[Records from a data source]
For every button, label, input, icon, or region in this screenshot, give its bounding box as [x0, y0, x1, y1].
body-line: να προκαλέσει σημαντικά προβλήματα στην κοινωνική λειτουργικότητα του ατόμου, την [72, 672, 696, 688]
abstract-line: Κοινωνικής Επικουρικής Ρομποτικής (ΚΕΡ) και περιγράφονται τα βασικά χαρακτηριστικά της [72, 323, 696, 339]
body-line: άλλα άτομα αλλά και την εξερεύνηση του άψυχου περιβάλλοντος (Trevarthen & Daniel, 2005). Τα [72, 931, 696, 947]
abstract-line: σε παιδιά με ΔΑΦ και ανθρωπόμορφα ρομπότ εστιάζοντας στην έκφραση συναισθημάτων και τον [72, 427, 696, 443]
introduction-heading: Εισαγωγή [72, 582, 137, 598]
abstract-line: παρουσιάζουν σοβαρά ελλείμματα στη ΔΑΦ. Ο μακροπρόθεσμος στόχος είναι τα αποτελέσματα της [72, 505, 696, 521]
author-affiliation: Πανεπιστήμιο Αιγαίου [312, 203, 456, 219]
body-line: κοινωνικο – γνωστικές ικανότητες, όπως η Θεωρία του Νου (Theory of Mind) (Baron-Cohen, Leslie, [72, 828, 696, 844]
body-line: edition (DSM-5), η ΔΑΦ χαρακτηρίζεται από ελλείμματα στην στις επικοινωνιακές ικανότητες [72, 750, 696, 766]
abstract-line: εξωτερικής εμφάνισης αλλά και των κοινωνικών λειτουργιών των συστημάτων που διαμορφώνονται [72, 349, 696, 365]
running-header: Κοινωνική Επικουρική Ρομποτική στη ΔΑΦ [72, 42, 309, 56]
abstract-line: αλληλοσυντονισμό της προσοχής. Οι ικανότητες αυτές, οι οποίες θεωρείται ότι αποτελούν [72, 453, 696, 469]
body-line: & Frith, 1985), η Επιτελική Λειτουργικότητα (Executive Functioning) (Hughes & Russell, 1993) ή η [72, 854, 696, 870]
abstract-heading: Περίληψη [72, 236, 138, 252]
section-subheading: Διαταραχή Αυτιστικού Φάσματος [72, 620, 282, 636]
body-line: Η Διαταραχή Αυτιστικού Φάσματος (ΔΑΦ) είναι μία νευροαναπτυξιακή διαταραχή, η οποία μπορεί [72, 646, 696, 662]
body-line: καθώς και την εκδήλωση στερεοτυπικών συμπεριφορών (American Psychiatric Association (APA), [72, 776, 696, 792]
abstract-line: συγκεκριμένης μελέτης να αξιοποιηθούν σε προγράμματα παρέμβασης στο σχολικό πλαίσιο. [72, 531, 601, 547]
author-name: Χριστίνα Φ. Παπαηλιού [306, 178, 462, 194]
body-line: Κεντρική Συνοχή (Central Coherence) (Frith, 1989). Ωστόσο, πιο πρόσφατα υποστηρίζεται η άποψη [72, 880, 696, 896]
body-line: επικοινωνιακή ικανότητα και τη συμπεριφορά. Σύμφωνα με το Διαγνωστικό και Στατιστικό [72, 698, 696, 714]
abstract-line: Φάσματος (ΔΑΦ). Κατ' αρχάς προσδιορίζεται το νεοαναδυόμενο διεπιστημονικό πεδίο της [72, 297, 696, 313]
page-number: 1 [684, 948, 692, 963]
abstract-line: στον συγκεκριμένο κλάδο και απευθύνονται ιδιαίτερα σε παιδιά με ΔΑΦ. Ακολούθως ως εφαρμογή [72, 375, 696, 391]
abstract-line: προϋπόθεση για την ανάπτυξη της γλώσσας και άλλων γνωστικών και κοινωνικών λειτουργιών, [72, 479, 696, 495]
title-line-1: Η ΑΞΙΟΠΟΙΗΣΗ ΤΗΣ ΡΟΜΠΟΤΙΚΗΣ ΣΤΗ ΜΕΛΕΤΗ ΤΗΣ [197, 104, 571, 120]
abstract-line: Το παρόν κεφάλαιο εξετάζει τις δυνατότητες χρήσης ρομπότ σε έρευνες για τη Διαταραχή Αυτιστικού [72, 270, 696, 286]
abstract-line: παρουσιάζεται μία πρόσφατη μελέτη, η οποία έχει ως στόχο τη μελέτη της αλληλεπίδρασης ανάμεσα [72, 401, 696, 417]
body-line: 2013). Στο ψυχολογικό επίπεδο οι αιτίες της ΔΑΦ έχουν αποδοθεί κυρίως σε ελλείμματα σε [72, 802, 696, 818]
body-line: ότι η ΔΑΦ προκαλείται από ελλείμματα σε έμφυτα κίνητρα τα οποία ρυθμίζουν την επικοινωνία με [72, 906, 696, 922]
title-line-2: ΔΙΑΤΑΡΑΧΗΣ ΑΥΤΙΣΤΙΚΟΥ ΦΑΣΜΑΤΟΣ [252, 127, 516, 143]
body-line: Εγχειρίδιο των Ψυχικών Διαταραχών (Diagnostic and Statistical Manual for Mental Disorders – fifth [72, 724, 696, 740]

WRITTEN TASK: Please update the rows above so that every "body-line" becomes "paragraph-line", leaving everything else unchanged.

EXPECTED OUTPUT:
For every button, label, input, icon, or region in this screenshot, give its bounding box as [x0, y0, x1, y1].
paragraph-line: να προκαλέσει σημαντικά προβλήματα στην κοινωνική λειτουργικότητα του ατόμου, την [72, 672, 696, 688]
abstract-line: Κοινωνικής Επικουρικής Ρομποτικής (ΚΕΡ) και περιγράφονται τα βασικά χαρακτηριστικά της [72, 323, 696, 339]
paragraph-line: άλλα άτομα αλλά και την εξερεύνηση του άψυχου περιβάλλοντος (Trevarthen & Daniel, 2005). Τα [72, 931, 696, 947]
abstract-line: σε παιδιά με ΔΑΦ και ανθρωπόμορφα ρομπότ εστιάζοντας στην έκφραση συναισθημάτων και τον [72, 427, 696, 443]
introduction-heading: Εισαγωγή [72, 582, 137, 598]
abstract-line: παρουσιάζουν σοβαρά ελλείμματα στη ΔΑΦ. Ο μακροπρόθεσμος στόχος είναι τα αποτελέσματα της [72, 505, 696, 521]
author-affiliation: Πανεπιστήμιο Αιγαίου [312, 203, 456, 219]
paragraph-line: κοινωνικο – γνωστικές ικανότητες, όπως η Θεωρία του Νου (Theory of Mind) (Baron-Cohen, Leslie, [72, 828, 696, 844]
paragraph-line: edition (DSM-5), η ΔΑΦ χαρακτηρίζεται από ελλείμματα στην στις επικοινωνιακές ικανότητες [72, 750, 696, 766]
abstract-line: εξωτερικής εμφάνισης αλλά και των κοινωνικών λειτουργιών των συστημάτων που διαμορφώνονται [72, 349, 696, 365]
running-header: Κοινωνική Επικουρική Ρομποτική στη ΔΑΦ [72, 42, 309, 56]
abstract-line: αλληλοσυντονισμό της προσοχής. Οι ικανότητες αυτές, οι οποίες θεωρείται ότι αποτελούν [72, 453, 696, 469]
paragraph-line: & Frith, 1985), η Επιτελική Λειτουργικότητα (Executive Functioning) (Hughes & Russell, 1993) ή η [72, 854, 696, 870]
abstract-heading: Περίληψη [72, 236, 138, 252]
section-subheading: Διαταραχή Αυτιστικού Φάσματος [72, 620, 282, 636]
paragraph-line: Η Διαταραχή Αυτιστικού Φάσματος (ΔΑΦ) είναι μία νευροαναπτυξιακή διαταραχή, η οποία μπορεί [72, 646, 696, 662]
paragraph-line: καθώς και την εκδήλωση στερεοτυπικών συμπεριφορών (American Psychiatric Association (APA), [72, 776, 696, 792]
abstract-line: συγκεκριμένης μελέτης να αξιοποιηθούν σε προγράμματα παρέμβασης στο σχολικό πλαίσιο. [72, 531, 601, 547]
author-name: Χριστίνα Φ. Παπαηλιού [306, 178, 462, 194]
paragraph-line: Κεντρική Συνοχή (Central Coherence) (Frith, 1989). Ωστόσο, πιο πρόσφατα υποστηρίζεται η άποψη [72, 880, 696, 896]
paragraph-line: επικοινωνιακή ικανότητα και τη συμπεριφορά. Σύμφωνα με το Διαγνωστικό και Στατιστικό [72, 698, 696, 714]
abstract-line: Φάσματος (ΔΑΦ). Κατ' αρχάς προσδιορίζεται το νεοαναδυόμενο διεπιστημονικό πεδίο της [72, 297, 696, 313]
page-number: 1 [684, 948, 692, 963]
abstract-line: στον συγκεκριμένο κλάδο και απευθύνονται ιδιαίτερα σε παιδιά με ΔΑΦ. Ακολούθως ως εφαρμογή [72, 375, 696, 391]
abstract-line: προϋπόθεση για την ανάπτυξη της γλώσσας και άλλων γνωστικών και κοινωνικών λειτουργιών, [72, 479, 696, 495]
title-line-1: Η ΑΞΙΟΠΟΙΗΣΗ ΤΗΣ ΡΟΜΠΟΤΙΚΗΣ ΣΤΗ ΜΕΛΕΤΗ ΤΗΣ [197, 104, 571, 120]
abstract-line: Το παρόν κεφάλαιο εξετάζει τις δυνατότητες χρήσης ρομπότ σε έρευνες για τη Διαταραχή Αυτιστικού [72, 270, 696, 286]
abstract-line: παρουσιάζεται μία πρόσφατη μελέτη, η οποία έχει ως στόχο τη μελέτη της αλληλεπίδρασης ανάμεσα [72, 401, 696, 417]
paragraph-line: 2013). Στο ψυχολογικό επίπεδο οι αιτίες της ΔΑΦ έχουν αποδοθεί κυρίως σε ελλείμματα σε [72, 802, 696, 818]
paragraph-line: ότι η ΔΑΦ προκαλείται από ελλείμματα σε έμφυτα κίνητρα τα οποία ρυθμίζουν την επικοινωνία με [72, 906, 696, 922]
title-line-2: ΔΙΑΤΑΡΑΧΗΣ ΑΥΤΙΣΤΙΚΟΥ ΦΑΣΜΑΤΟΣ [252, 127, 516, 143]
paragraph-line: Εγχειρίδιο των Ψυχικών Διαταραχών (Diagnostic and Statistical Manual for Mental Disorders – fifth [72, 724, 696, 740]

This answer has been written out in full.